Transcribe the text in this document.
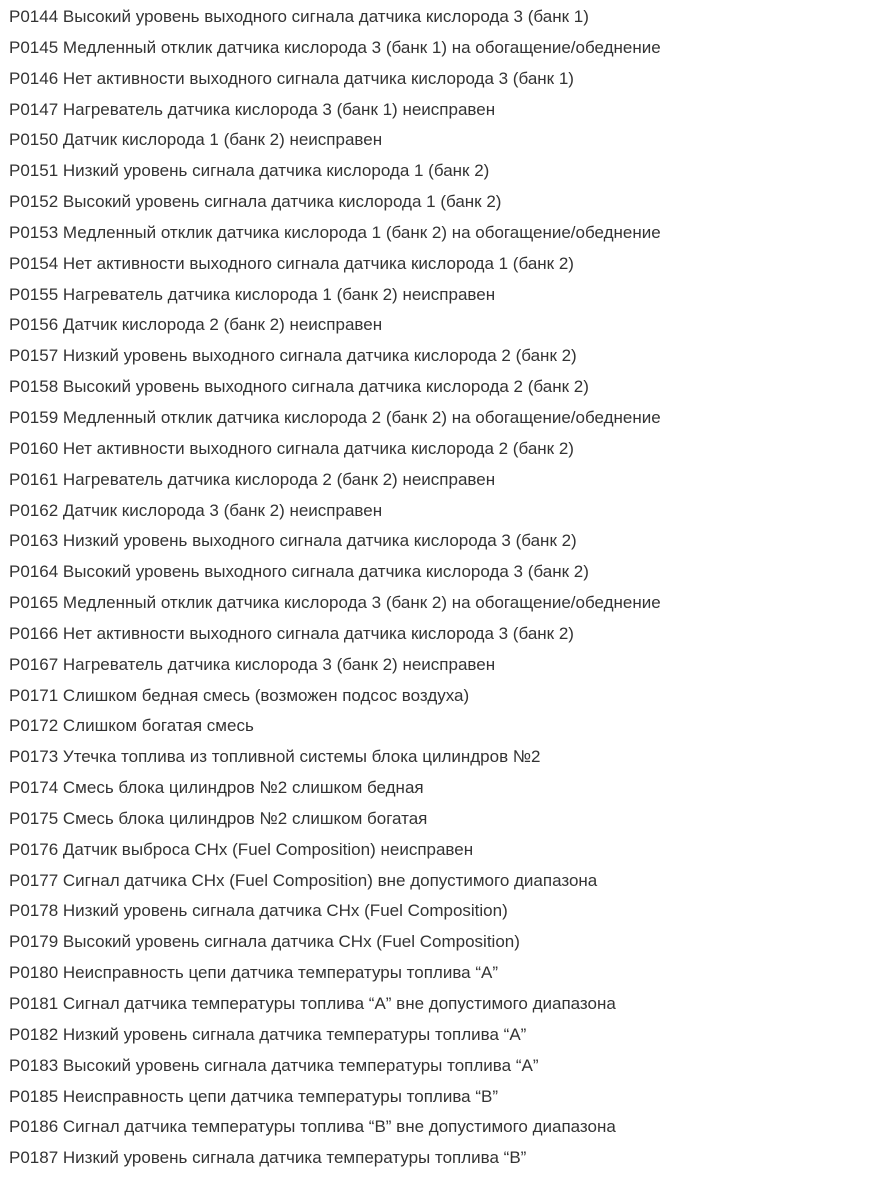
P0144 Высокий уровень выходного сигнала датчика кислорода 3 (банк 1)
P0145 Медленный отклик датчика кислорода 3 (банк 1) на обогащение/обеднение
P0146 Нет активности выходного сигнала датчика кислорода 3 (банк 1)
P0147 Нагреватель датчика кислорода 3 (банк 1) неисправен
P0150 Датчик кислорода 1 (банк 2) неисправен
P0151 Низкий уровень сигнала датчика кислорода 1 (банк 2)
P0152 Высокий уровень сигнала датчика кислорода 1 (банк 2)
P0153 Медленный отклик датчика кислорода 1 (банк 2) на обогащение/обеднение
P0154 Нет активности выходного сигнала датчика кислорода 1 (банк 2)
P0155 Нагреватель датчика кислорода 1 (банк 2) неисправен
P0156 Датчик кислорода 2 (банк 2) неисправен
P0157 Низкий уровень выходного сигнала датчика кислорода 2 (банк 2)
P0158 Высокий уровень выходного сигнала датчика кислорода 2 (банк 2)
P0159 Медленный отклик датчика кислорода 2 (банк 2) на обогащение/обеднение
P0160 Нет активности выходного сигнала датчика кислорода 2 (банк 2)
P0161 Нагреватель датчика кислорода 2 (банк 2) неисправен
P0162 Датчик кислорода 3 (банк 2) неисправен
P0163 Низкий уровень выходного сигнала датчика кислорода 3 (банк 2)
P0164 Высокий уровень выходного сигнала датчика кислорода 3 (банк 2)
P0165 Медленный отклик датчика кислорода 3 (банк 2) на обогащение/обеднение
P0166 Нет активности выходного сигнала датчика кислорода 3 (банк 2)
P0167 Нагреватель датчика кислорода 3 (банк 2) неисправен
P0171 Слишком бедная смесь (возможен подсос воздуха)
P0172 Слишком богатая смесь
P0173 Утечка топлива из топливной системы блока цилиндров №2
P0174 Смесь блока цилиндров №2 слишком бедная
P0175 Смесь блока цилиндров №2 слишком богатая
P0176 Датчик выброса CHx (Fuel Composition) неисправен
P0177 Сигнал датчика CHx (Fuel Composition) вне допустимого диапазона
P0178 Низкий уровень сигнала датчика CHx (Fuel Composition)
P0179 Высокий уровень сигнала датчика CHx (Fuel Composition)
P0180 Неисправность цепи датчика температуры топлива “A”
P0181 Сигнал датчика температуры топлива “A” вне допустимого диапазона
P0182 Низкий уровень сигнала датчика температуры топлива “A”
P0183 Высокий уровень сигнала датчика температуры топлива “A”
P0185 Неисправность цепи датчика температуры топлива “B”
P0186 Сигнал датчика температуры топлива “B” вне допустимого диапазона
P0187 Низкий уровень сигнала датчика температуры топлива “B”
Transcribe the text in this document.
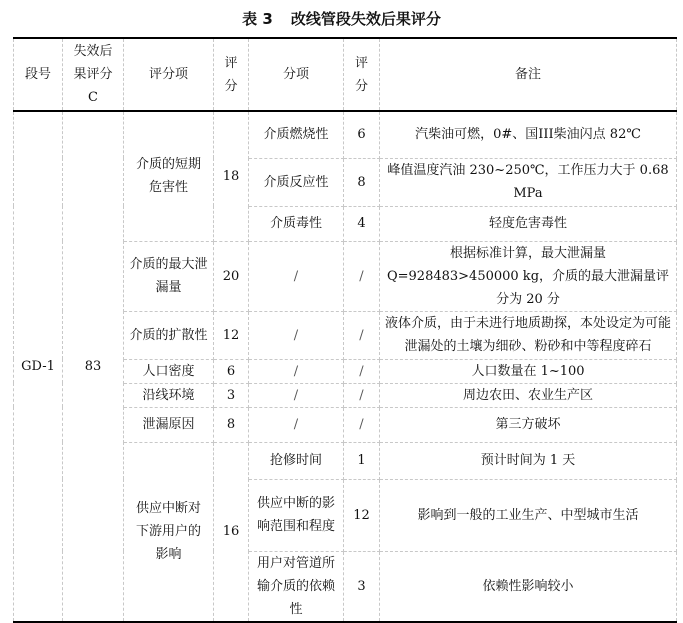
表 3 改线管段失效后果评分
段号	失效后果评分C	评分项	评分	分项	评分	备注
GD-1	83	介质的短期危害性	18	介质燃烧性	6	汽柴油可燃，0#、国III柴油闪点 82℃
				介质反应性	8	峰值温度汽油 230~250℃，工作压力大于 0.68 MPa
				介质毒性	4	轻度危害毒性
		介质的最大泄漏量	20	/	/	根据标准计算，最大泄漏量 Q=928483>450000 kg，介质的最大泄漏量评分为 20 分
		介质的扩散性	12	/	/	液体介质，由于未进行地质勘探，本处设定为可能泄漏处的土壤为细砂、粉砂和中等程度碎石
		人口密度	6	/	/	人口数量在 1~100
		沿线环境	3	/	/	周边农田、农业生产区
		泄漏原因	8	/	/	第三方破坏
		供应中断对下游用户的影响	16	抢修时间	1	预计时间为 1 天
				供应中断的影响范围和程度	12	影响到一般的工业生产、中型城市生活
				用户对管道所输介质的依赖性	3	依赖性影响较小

----------------

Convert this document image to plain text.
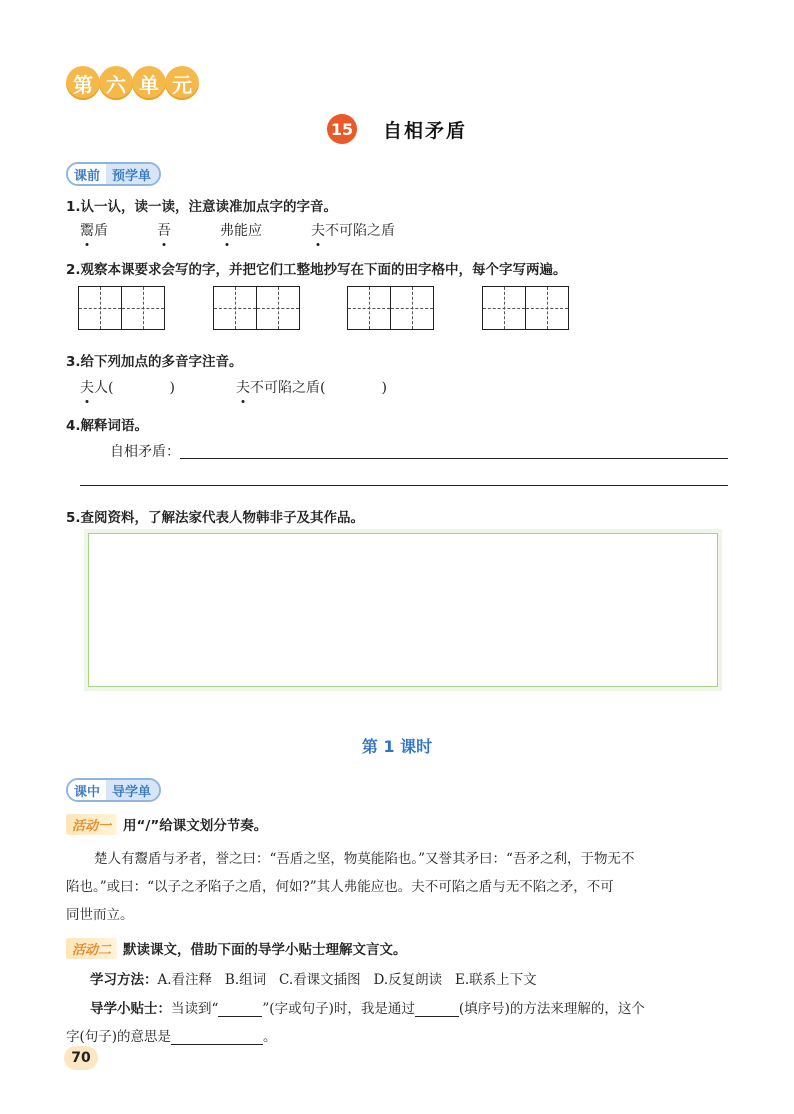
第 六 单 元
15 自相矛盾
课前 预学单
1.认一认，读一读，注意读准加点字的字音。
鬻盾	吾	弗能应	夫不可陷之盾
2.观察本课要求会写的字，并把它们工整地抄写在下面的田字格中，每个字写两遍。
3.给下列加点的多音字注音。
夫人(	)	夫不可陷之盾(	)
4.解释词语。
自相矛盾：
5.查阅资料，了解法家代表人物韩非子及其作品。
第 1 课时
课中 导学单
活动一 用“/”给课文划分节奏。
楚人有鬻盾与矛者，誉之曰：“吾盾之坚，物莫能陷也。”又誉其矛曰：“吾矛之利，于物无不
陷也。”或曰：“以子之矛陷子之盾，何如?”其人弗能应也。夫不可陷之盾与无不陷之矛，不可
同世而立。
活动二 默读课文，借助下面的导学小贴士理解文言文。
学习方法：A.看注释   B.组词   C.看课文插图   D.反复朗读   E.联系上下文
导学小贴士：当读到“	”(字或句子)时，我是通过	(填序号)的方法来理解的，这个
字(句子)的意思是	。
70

----------------

In the entries above, find lines with "бедная" and copy each.

P0171 Слишком бедная смесь (возможен подсос воздуха)
P0174 Смесь блока цилиндров №2 слишком бедная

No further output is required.